● Given instruction
Below is a listing; copy all of it exactly.

● Recorded information

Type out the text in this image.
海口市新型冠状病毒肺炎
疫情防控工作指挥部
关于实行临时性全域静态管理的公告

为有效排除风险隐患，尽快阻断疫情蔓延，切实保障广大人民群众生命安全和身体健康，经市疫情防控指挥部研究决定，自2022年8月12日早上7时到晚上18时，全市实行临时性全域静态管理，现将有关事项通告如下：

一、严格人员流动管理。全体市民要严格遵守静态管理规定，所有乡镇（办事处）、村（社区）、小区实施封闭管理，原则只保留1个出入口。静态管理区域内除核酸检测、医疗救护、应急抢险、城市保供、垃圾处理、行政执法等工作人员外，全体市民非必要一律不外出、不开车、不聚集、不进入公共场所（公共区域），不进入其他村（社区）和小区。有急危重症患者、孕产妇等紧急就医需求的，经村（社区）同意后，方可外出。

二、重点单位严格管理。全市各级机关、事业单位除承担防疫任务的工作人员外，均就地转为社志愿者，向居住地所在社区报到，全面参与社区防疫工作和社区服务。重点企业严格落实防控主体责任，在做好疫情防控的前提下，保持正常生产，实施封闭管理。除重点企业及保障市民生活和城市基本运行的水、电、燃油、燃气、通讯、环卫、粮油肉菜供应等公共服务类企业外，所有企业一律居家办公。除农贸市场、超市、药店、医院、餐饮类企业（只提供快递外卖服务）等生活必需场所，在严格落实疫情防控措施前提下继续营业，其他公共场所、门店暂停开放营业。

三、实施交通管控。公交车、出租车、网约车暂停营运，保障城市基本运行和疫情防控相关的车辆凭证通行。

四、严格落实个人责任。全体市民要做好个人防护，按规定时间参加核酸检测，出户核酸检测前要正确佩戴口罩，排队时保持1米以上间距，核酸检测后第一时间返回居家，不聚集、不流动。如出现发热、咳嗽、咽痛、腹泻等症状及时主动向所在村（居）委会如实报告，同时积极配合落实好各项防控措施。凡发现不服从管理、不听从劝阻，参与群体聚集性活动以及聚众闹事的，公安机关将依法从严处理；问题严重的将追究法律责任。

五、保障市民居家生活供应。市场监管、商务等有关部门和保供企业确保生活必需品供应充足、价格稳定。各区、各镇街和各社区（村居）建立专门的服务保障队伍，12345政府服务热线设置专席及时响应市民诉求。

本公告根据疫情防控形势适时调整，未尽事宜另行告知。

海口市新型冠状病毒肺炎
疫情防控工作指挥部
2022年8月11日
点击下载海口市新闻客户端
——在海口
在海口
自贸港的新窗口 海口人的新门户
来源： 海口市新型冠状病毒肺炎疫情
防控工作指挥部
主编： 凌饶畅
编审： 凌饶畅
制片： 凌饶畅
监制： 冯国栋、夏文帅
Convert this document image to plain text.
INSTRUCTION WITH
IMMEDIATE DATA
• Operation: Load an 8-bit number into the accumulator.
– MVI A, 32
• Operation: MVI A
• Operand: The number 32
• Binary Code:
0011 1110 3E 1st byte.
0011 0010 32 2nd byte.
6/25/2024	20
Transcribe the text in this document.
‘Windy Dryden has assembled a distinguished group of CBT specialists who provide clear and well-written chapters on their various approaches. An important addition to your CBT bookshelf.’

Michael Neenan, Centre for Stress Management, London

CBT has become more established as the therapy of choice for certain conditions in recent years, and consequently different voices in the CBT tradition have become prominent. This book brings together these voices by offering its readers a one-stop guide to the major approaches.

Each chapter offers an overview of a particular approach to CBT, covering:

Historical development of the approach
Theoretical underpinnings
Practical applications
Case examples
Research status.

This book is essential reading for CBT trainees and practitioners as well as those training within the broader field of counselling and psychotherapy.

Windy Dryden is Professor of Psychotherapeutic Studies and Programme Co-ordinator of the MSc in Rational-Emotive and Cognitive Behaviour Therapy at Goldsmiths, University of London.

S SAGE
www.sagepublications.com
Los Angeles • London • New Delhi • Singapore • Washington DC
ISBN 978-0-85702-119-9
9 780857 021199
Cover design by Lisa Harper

● Answer for this exercise
Type out the text in this image.
海口市新型冠状病毒肺炎
疫情防控工作指挥部
关于实行临时性全域静态管理的公告

为有效排除风险隐患，尽快阻断疫情蔓延，切实保障广大人民群众生命安全和身体健康，经市疫情防控指挥部研究决定，自2022年8月12日早上7时到晚上18时，全市实行临时性全域静态管理，现将有关事项通告如下：

一、严格人员流动管理。全体市民要严格遵守静态管理规定，所有乡镇（办事处）、村（社区）、小区实施封闭管理，原则只保留1个出入口。静态管理区域内除核酸检测、医疗救护、应急抢险、城市保供、垃圾处理、行政执法等工作人员外，全体市民非必要一律不外出、不开车、不聚集、不进入公共场所（公共区域），不进入其他村（社区）和小区。有急危重症患者、孕产妇等紧急就医需求的，经村（社区）同意后，方可外出。

二、重点单位严格管理。全市各级机关、事业单位除承担防疫任务的工作人员外，均就地转为社志愿者，向居住地所在社区报到，全面参与社区防疫工作和社区服务。重点企业严格落实防控主体责任，在做好疫情防控的前提下，保持正常生产，实施封闭管理。除重点企业及保障市民生活和城市基本运行的水、电、燃油、燃气、通讯、环卫、粮油肉菜供应等公共服务类企业外，所有企业一律居家办公。除农贸市场、超市、药店、医院、餐饮类企业（只提供快递外卖服务）等生活必需场所，在严格落实疫情防控措施前提下继续营业，其他公共场所、门店暂停开放营业。

三、实施交通管控。公交车、出租车、网约车暂停营运，保障城市基本运行和疫情防控相关的车辆凭证通行。

四、严格落实个人责任。全体市民要做好个人防护，按规定时间参加核酸检测，出户核酸检测前要正确佩戴口罩，排队时保持1米以上间距，核酸检测后第一时间返回居家，不聚集、不流动。如出现发热、咳嗽、咽痛、腹泻等症状及时主动向所在村（居）委会如实报告，同时积极配合落实好各项防控措施。凡发现不服从管理、不听从劝阻，参与群体聚集性活动以及聚众闹事的，公安机关将依法从严处理；问题严重的将追究法律责任。

五、保障市民居家生活供应。市场监管、商务等有关部门和保供企业确保生活必需品供应充足、价格稳定。各区、各镇街和各社区（村居）建立专门的服务保障队伍，12345政府服务热线设置专席及时响应市民诉求。

本公告根据疫情防控形势适时调整，未尽事宜另行告知。

海口市新型冠状病毒肺炎
疫情防控工作指挥部
2022年8月11日
点击下载海口市新闻客户端
——在海口
在海口
自贸港的新窗口 海口人的新门户
来源： 海口市新型冠状病毒肺炎疫情
防控工作指挥部
主编： 凌饶畅
编审： 凌饶畅
制片： 凌饶畅
监制： 冯国栋、夏文帅
Convert this document image to plain text.
INSTRUCTION WITH
IMMEDIATE DATA
• Operation: Load an 8-bit number into the accumulator.
– MVI A, 32
• Operation: MVI A
• Operand: The number 32
• Binary Code:
0011 1110 3E 1st byte.
0011 0010 32 2nd byte.
6/25/2024	20
Transcribe the text in this document.
‘Windy Dryden has assembled a distinguished group of CBT specialists who provide clear and well-written chapters on their various approaches. An important addition to your CBT bookshelf.’

Michael Neenan, Centre for Stress Management, London

CBT has become more established as the therapy of choice for certain conditions in recent years, and consequently different voices in the CBT tradition have become prominent. This book brings together these voices by offering its readers a one-stop guide to the major approaches.

Each chapter offers an overview of a particular approach to CBT, covering:

Historical development of the approach
Theoretical underpinnings
Practical applications
Case examples
Research status.

This book is essential reading for CBT trainees and practitioners as well as those training within the broader field of counselling and psychotherapy.

Windy Dryden is Professor of Psychotherapeutic Studies and Programme Co-ordinator of the MSc in Rational-Emotive and Cognitive Behaviour Therapy at Goldsmiths, University of London.

S SAGE
www.sagepublications.com
Los Angeles • London • New Delhi • Singapore • Washington DC
ISBN 978-0-85702-119-9
9 780857 021199
Cover design by Lisa Harper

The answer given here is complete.